== READING TEXT ==
Following a mixed bag of a Q4 report that came in the wake of a healthy run-up, Alphabet (GOOGL) investors are in a selling mood.

Excluding traffic acquisition costs (TAC, or ad revenue-sharing payments to partners), the Google parent reported Q4 revenue of $25.87 billion (up 22% annually) and EPS of $9.70. Revenue topped a consensus estimate of $25.57 billion, while EPS missed a $9.99 consensus. Alphabet also announced a new $8.6 billion stock buyback program.

On Friday afternoon, Alphabet's Class C shares were down 4.2% to $1,118.50 amid a broader market selloff. They're still up about 40% over the last 12 months, however. Here are some key takeaways from the report.

1. Ad sales were decent, but TAC trends have investors on edge.

On a gross basis including TAC, Google's ad revenue rose 22% to $27.23 billion, with 24% growth recorded for Google's sites and apps and 13% growth seen on third-party sites and apps. That beat consensus estimates by nearly $400 million.

Paid ad impressions and clicks rose 43% annually -- down a bit from Q3's 47% growth, but still impressive -- with YouTube and mobile search momentum driving a 55% increase on Google sites/apps. Google's average ad price (cost per click) fell 14%, a slightly smaller decline than Q3's 18%. Ahead of Google's report, online ad firm Merkle reported strong Q4 spending activity among its clients on Google Shopping ads, as well as growing uptake for Google search ad solutions that let clients leverage customer and website visitor data to improve targeting.

== WORK TO COMPLETE ==
Write out the whole article on Alphabet's fourth-quarter report word for word. You won't need the items that come after this.

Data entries
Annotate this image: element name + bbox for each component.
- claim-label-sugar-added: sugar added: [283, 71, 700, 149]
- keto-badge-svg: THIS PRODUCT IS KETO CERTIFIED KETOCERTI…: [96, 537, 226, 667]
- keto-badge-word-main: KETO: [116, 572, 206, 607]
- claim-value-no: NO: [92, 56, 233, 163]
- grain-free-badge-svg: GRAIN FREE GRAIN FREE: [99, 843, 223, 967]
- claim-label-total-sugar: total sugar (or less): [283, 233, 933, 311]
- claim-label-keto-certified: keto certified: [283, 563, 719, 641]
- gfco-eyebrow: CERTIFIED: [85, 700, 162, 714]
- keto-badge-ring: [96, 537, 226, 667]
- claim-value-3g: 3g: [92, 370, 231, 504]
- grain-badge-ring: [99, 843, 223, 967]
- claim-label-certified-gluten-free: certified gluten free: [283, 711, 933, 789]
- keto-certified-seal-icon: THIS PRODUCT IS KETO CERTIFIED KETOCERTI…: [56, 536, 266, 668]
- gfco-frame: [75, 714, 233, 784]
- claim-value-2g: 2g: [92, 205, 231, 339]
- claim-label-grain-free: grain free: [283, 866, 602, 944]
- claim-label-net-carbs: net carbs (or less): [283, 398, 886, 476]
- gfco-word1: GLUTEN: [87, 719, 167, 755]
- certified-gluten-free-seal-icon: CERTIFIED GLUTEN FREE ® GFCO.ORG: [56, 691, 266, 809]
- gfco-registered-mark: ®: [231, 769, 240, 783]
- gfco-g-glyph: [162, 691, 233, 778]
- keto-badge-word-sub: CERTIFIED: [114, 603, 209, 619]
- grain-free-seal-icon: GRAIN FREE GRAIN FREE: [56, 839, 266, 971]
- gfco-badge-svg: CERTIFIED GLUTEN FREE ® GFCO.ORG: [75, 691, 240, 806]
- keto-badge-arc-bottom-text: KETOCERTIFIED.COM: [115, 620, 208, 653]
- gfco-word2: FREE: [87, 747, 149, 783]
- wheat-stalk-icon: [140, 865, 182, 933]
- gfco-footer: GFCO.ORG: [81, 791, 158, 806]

== FINISHED EXERCISE ==
Following a mixed bag of a Q4 report that came in the wake of a healthy run-up, Alphabet (GOOGL) investors are in a selling mood.

Excluding traffic acquisition costs (TAC, or ad revenue-sharing payments to partners), the Google parent reported Q4 revenue of $25.87 billion (up 22% annually) and EPS of $9.70. Revenue topped a consensus estimate of $25.57 billion, while EPS missed a $9.99 consensus. Alphabet also announced a new $8.6 billion stock buyback program.

On Friday afternoon, Alphabet's Class C shares were down 4.2% to $1,118.50 amid a broader market selloff. They're still up about 40% over the last 12 months, however. Here are some key takeaways from the report.

1. Ad sales were decent, but TAC trends have investors on edge.

On a gross basis including TAC, Google's ad revenue rose 22% to $27.23 billion, with 24% growth recorded for Google's sites and apps and 13% growth seen on third-party sites and apps. That beat consensus estimates by nearly $400 million.

Paid ad impressions and clicks rose 43% annually -- down a bit from Q3's 47% growth, but still impressive -- with YouTube and mobile search momentum driving a 55% increase on Google sites/apps. Google's average ad price (cost per click) fell 14%, a slightly smaller decline than Q3's 18%. Ahead of Google's report, online ad firm Merkle reported strong Q4 spending activity among its clients on Google Shopping ads, as well as growing uptake for Google search ad solutions that let clients leverage customer and website visitor data to improve targeting.